• **Job**
Extract, word for word, each line from the line holding "Convert this chart to structured JSON data." through the end of the records. Omit every picture.

• **Dataset rows**
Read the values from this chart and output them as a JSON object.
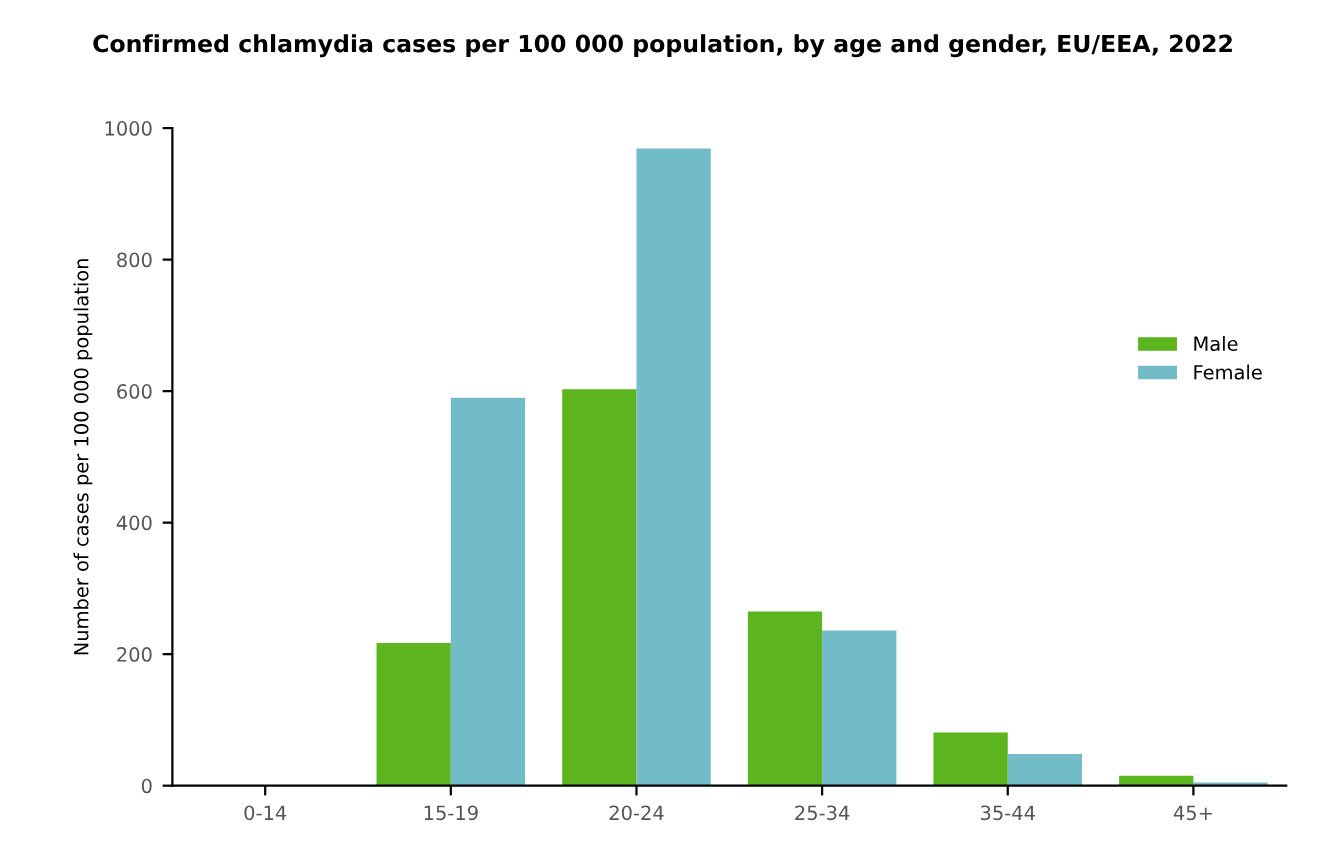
{
  "chart_data": {
    "type": "bar",
    "title": "Confirmed chlamydia cases per 100 000 population, by age and gender, EU/EEA, 2022",
    "ylabel": "Number of cases per 100 000 population",
    "categories": [
      "0-14",
      "15-19",
      "20-24",
      "25-34",
      "35-44",
      "45+"
    ],
    "series": [
      {
        "name": "Male",
        "color": "#5cb51e",
        "values": [
          null,
          217,
          603,
          265,
          81,
          15
        ]
      },
      {
        "name": "Female",
        "color": "#72bcc8",
        "values": [
          null,
          590,
          969,
          236,
          48,
          5
        ]
      }
    ],
    "ylim": [
      0,
      1000
    ],
    "yticks": [
      0,
      200,
      400,
      600,
      800,
      1000
    ],
    "grid": false,
    "legend": "top right"
  }
}
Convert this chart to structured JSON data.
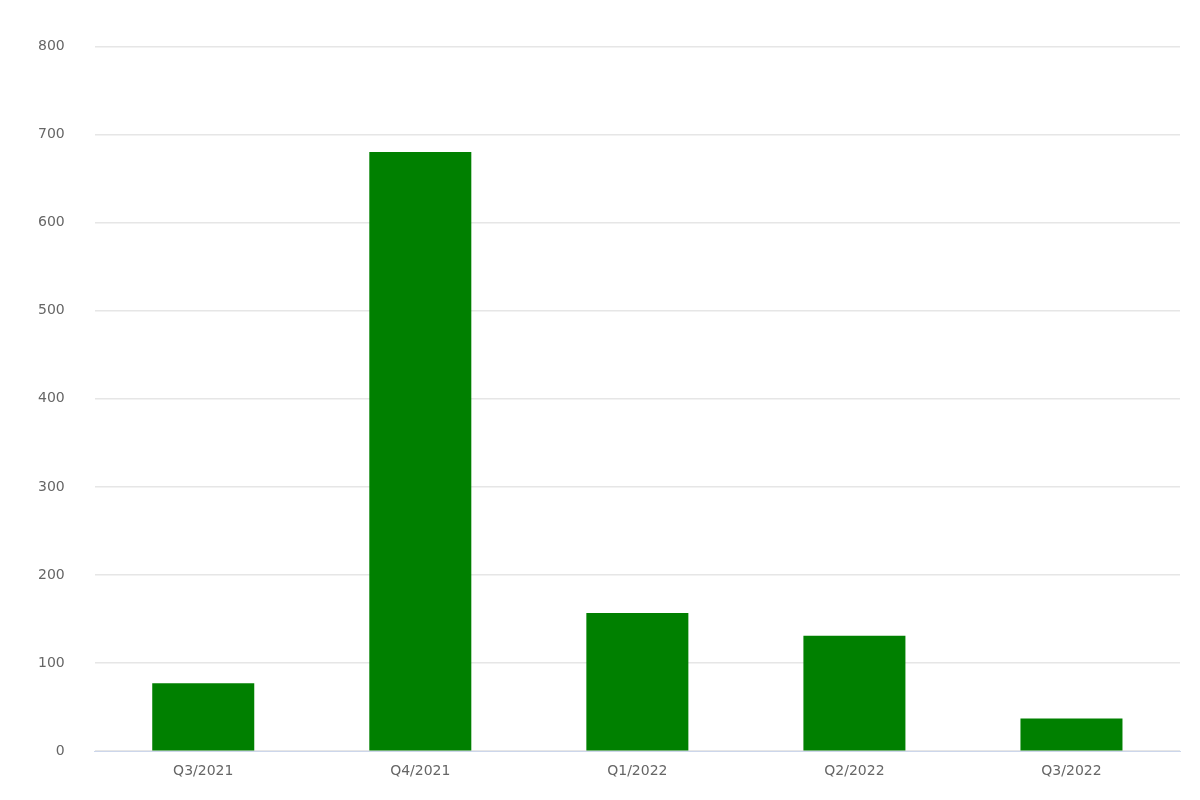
{
  "chart_data": {
    "type": "bar",
    "categories": [
      "Q3/2021",
      "Q4/2021",
      "Q1/2022",
      "Q2/2022",
      "Q3/2022"
    ],
    "values": [
      77,
      680,
      157,
      131,
      37
    ],
    "color": "#008000",
    "ylim": [
      0,
      800
    ],
    "yticks": [
      0,
      100,
      200,
      300,
      400,
      500,
      600,
      700,
      800
    ],
    "grid": "y",
    "legend": false
  }
}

• **Solution for this task**
Convert this chart to structured JSON data.
{
  "chart_data": {
    "type": "bar",
    "categories": [
      "Q3/2021",
      "Q4/2021",
      "Q1/2022",
      "Q2/2022",
      "Q3/2022"
    ],
    "values": [
      77,
      680,
      157,
      131,
      37
    ],
    "color": "#008000",
    "ylim": [
      0,
      800
    ],
    "yticks": [
      0,
      100,
      200,
      300,
      400,
      500,
      600,
      700,
      800
    ],
    "grid": "y",
    "legend": false
  }
}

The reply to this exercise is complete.